Stored records
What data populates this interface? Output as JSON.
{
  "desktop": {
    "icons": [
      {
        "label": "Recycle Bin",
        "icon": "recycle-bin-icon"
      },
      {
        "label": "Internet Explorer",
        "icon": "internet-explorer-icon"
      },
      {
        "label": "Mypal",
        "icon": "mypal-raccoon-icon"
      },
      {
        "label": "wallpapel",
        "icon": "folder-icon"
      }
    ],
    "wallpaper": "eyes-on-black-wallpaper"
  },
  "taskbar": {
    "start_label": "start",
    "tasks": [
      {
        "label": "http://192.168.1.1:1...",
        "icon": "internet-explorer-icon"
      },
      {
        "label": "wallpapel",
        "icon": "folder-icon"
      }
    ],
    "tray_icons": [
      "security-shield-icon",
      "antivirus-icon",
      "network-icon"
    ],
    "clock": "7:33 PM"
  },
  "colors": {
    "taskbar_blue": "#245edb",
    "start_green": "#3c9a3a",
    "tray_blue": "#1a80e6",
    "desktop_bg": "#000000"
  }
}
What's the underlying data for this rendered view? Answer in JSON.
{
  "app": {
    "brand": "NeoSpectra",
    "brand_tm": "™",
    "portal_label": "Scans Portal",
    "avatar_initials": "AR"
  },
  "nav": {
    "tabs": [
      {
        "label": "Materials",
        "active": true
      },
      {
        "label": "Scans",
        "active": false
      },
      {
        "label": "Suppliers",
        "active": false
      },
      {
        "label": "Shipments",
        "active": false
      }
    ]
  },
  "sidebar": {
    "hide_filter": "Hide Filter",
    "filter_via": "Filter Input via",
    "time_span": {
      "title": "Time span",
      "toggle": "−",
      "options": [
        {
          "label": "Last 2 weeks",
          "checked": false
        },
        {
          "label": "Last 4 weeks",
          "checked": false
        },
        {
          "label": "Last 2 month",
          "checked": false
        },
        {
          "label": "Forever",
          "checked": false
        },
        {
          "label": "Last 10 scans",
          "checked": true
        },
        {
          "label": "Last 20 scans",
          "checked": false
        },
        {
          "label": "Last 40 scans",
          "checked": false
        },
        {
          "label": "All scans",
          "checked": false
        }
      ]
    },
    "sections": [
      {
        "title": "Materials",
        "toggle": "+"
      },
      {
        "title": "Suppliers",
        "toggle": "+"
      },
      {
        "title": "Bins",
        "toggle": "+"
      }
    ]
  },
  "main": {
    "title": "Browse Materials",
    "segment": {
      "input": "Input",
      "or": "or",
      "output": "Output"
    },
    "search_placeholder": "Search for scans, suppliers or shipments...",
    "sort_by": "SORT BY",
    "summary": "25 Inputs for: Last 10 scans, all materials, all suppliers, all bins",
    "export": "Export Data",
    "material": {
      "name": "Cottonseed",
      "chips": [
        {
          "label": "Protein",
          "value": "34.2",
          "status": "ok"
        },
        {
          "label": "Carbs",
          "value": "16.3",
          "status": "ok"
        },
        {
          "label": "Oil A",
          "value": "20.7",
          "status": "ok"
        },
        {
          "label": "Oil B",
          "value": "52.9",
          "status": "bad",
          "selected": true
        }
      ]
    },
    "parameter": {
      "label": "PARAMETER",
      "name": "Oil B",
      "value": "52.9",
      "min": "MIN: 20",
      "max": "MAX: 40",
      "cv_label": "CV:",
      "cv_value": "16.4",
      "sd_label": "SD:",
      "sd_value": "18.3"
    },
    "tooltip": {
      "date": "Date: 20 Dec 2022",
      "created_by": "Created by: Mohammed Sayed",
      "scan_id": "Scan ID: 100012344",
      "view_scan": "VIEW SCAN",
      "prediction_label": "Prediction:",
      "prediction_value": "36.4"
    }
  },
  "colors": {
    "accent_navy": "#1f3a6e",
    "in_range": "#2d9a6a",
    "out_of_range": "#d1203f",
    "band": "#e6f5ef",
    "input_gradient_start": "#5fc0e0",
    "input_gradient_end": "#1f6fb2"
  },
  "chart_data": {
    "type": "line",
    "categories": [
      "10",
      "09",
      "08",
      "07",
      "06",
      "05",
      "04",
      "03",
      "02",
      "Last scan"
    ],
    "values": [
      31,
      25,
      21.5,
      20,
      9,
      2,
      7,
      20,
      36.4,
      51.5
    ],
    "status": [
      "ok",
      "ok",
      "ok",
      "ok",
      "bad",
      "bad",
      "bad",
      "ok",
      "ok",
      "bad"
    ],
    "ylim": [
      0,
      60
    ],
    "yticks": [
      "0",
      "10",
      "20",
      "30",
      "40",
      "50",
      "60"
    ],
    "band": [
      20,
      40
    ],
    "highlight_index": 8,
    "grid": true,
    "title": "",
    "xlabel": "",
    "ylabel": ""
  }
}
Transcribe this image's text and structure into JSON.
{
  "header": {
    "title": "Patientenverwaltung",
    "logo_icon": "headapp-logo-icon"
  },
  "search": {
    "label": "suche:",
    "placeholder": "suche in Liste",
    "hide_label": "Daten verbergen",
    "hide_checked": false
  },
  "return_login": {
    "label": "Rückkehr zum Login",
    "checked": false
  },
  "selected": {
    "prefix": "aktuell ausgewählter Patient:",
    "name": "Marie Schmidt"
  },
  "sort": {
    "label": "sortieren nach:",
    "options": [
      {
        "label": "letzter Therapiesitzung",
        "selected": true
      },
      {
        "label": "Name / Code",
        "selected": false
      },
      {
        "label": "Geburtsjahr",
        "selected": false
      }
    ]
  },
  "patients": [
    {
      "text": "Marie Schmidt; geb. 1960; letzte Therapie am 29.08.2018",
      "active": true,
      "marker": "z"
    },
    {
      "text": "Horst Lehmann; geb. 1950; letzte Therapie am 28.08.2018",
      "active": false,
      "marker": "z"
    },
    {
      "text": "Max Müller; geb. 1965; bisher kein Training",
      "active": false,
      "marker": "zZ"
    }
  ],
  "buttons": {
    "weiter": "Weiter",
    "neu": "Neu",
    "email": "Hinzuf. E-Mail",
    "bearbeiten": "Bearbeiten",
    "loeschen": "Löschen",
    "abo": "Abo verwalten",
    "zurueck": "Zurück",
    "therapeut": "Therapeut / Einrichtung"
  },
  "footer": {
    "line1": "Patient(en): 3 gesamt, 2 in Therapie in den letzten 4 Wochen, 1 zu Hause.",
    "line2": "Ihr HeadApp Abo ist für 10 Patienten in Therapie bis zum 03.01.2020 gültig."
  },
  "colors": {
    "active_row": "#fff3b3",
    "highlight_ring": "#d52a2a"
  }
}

**DESCRIPTION OF THE TASK:** Write out the entries in full, exactly as given.

**COMPLETED TASK:**
What data populates this interface? Output as JSON.
{
  "desktop": {
    "icons": [
      {
        "label": "Recycle Bin",
        "icon": "recycle-bin-icon"
      },
      {
        "label": "Internet Explorer",
        "icon": "internet-explorer-icon"
      },
      {
        "label": "Mypal",
        "icon": "mypal-raccoon-icon"
      },
      {
        "label": "wallpapel",
        "icon": "folder-icon"
      }
    ],
    "wallpaper": "eyes-on-black-wallpaper"
  },
  "taskbar": {
    "start_label": "start",
    "tasks": [
      {
        "label": "http://192.168.1.1:1...",
        "icon": "internet-explorer-icon"
      },
      {
        "label": "wallpapel",
        "icon": "folder-icon"
      }
    ],
    "tray_icons": [
      "security-shield-icon",
      "antivirus-icon",
      "network-icon"
    ],
    "clock": "7:33 PM"
  },
  "colors": {
    "taskbar_blue": "#245edb",
    "start_green": "#3c9a3a",
    "tray_blue": "#1a80e6",
    "desktop_bg": "#000000"
  }
}
What's the underlying data for this rendered view? Answer in JSON.
{
  "app": {
    "brand": "NeoSpectra",
    "brand_tm": "™",
    "portal_label": "Scans Portal",
    "avatar_initials": "AR"
  },
  "nav": {
    "tabs": [
      {
        "label": "Materials",
        "active": true
      },
      {
        "label": "Scans",
        "active": false
      },
      {
        "label": "Suppliers",
        "active": false
      },
      {
        "label": "Shipments",
        "active": false
      }
    ]
  },
  "sidebar": {
    "hide_filter": "Hide Filter",
    "filter_via": "Filter Input via",
    "time_span": {
      "title": "Time span",
      "toggle": "−",
      "options": [
        {
          "label": "Last 2 weeks",
          "checked": false
        },
        {
          "label": "Last 4 weeks",
          "checked": false
        },
        {
          "label": "Last 2 month",
          "checked": false
        },
        {
          "label": "Forever",
          "checked": false
        },
        {
          "label": "Last 10 scans",
          "checked": true
        },
        {
          "label": "Last 20 scans",
          "checked": false
        },
        {
          "label": "Last 40 scans",
          "checked": false
        },
        {
          "label": "All scans",
          "checked": false
        }
      ]
    },
    "sections": [
      {
        "title": "Materials",
        "toggle": "+"
      },
      {
        "title": "Suppliers",
        "toggle": "+"
      },
      {
        "title": "Bins",
        "toggle": "+"
      }
    ]
  },
  "main": {
    "title": "Browse Materials",
    "segment": {
      "input": "Input",
      "or": "or",
      "output": "Output"
    },
    "search_placeholder": "Search for scans, suppliers or shipments...",
    "sort_by": "SORT BY",
    "summary": "25 Inputs for: Last 10 scans, all materials, all suppliers, all bins",
    "export": "Export Data",
    "material": {
      "name": "Cottonseed",
      "chips": [
        {
          "label": "Protein",
          "value": "34.2",
          "status": "ok"
        },
        {
          "label": "Carbs",
          "value": "16.3",
          "status": "ok"
        },
        {
          "label": "Oil A",
          "value": "20.7",
          "status": "ok"
        },
        {
          "label": "Oil B",
          "value": "52.9",
          "status": "bad",
          "selected": true
        }
      ]
    },
    "parameter": {
      "label": "PARAMETER",
      "name": "Oil B",
      "value": "52.9",
      "min": "MIN: 20",
      "max": "MAX: 40",
      "cv_label": "CV:",
      "cv_value": "16.4",
      "sd_label": "SD:",
      "sd_value": "18.3"
    },
    "tooltip": {
      "date": "Date: 20 Dec 2022",
      "created_by": "Created by: Mohammed Sayed",
      "scan_id": "Scan ID: 100012344",
      "view_scan": "VIEW SCAN",
      "prediction_label": "Prediction:",
      "prediction_value": "36.4"
    }
  },
  "colors": {
    "accent_navy": "#1f3a6e",
    "in_range": "#2d9a6a",
    "out_of_range": "#d1203f",
    "band": "#e6f5ef",
    "input_gradient_start": "#5fc0e0",
    "input_gradient_end": "#1f6fb2"
  },
  "chart_data": {
    "type": "line",
    "categories": [
      "10",
      "09",
      "08",
      "07",
      "06",
      "05",
      "04",
      "03",
      "02",
      "Last scan"
    ],
    "values": [
      31,
      25,
      21.5,
      20,
      9,
      2,
      7,
      20,
      36.4,
      51.5
    ],
    "status": [
      "ok",
      "ok",
      "ok",
      "ok",
      "bad",
      "bad",
      "bad",
      "ok",
      "ok",
      "bad"
    ],
    "ylim": [
      0,
      60
    ],
    "yticks": [
      "0",
      "10",
      "20",
      "30",
      "40",
      "50",
      "60"
    ],
    "band": [
      20,
      40
    ],
    "highlight_index": 8,
    "grid": true,
    "title": "",
    "xlabel": "",
    "ylabel": ""
  }
}
Transcribe this image's text and structure into JSON.
{
  "header": {
    "title": "Patientenverwaltung",
    "logo_icon": "headapp-logo-icon"
  },
  "search": {
    "label": "suche:",
    "placeholder": "suche in Liste",
    "hide_label": "Daten verbergen",
    "hide_checked": false
  },
  "return_login": {
    "label": "Rückkehr zum Login",
    "checked": false
  },
  "selected": {
    "prefix": "aktuell ausgewählter Patient:",
    "name": "Marie Schmidt"
  },
  "sort": {
    "label": "sortieren nach:",
    "options": [
      {
        "label": "letzter Therapiesitzung",
        "selected": true
      },
      {
        "label": "Name / Code",
        "selected": false
      },
      {
        "label": "Geburtsjahr",
        "selected": false
      }
    ]
  },
  "patients": [
    {
      "text": "Marie Schmidt; geb. 1960; letzte Therapie am 29.08.2018",
      "active": true,
      "marker": "z"
    },
    {
      "text": "Horst Lehmann; geb. 1950; letzte Therapie am 28.08.2018",
      "active": false,
      "marker": "z"
    },
    {
      "text": "Max Müller; geb. 1965; bisher kein Training",
      "active": false,
      "marker": "zZ"
    }
  ],
  "buttons": {
    "weiter": "Weiter",
    "neu": "Neu",
    "email": "Hinzuf. E-Mail",
    "bearbeiten": "Bearbeiten",
    "loeschen": "Löschen",
    "abo": "Abo verwalten",
    "zurueck": "Zurück",
    "therapeut": "Therapeut / Einrichtung"
  },
  "footer": {
    "line1": "Patient(en): 3 gesamt, 2 in Therapie in den letzten 4 Wochen, 1 zu Hause.",
    "line2": "Ihr HeadApp Abo ist für 10 Patienten in Therapie bis zum 03.01.2020 gültig."
  },
  "colors": {
    "active_row": "#fff3b3",
    "highlight_ring": "#d52a2a"
  }
}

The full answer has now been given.